_GOAL_
Gather the lines from the material that contain "otus".

--- start RECORD SET ---

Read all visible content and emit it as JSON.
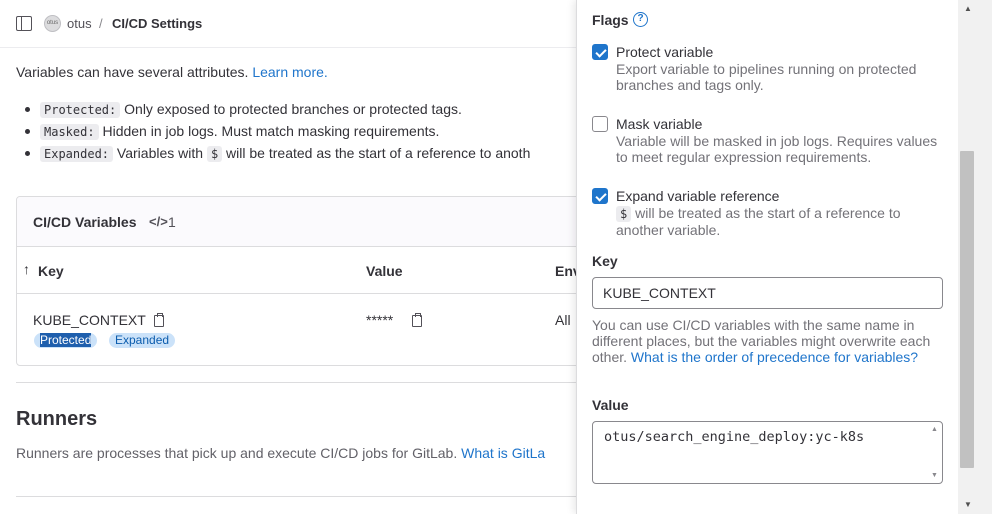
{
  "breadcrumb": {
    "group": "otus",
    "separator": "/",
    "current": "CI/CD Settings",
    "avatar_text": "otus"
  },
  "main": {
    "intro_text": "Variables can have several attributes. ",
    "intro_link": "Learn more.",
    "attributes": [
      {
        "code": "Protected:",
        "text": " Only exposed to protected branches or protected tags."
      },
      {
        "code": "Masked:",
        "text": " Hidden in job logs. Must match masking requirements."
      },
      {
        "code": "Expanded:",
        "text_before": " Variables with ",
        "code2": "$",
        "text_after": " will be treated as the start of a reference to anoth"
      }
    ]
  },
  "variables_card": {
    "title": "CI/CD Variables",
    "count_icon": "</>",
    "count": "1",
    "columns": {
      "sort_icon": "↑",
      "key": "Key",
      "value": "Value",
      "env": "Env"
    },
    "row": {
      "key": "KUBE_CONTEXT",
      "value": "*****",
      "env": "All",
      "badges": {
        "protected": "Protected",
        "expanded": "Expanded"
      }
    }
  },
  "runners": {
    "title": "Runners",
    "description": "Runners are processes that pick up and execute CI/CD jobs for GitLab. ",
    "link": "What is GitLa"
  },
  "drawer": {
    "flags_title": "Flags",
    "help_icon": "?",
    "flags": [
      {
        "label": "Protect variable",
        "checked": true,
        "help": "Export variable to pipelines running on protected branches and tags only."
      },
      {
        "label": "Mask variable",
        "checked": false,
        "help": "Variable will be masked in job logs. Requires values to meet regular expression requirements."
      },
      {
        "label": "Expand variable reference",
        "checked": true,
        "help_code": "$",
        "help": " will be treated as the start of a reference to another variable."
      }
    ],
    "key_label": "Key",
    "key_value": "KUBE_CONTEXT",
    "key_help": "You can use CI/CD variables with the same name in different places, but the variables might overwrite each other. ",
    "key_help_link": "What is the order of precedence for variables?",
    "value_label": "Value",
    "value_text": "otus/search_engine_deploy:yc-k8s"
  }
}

--- end RECORD SET ---
--- start RECORD SET ---

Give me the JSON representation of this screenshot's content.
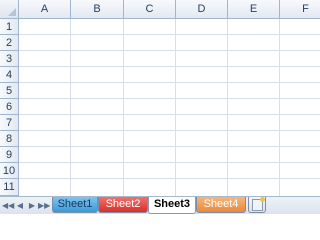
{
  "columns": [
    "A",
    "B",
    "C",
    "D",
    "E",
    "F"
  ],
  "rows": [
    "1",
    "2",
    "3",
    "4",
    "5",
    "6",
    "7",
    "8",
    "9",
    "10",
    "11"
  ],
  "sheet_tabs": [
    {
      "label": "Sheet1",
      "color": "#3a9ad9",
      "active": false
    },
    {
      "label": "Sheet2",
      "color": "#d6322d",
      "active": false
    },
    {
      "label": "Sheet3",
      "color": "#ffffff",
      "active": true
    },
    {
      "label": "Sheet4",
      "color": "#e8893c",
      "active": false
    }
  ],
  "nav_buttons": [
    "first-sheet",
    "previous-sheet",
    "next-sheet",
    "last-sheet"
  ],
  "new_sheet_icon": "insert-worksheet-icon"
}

--- end RECORD SET ---

_FULL SOLUTION_
    "group": "otus",
    "avatar_text": "otus"
    "value_text": "otus/search_engine_deploy:yc-k8s"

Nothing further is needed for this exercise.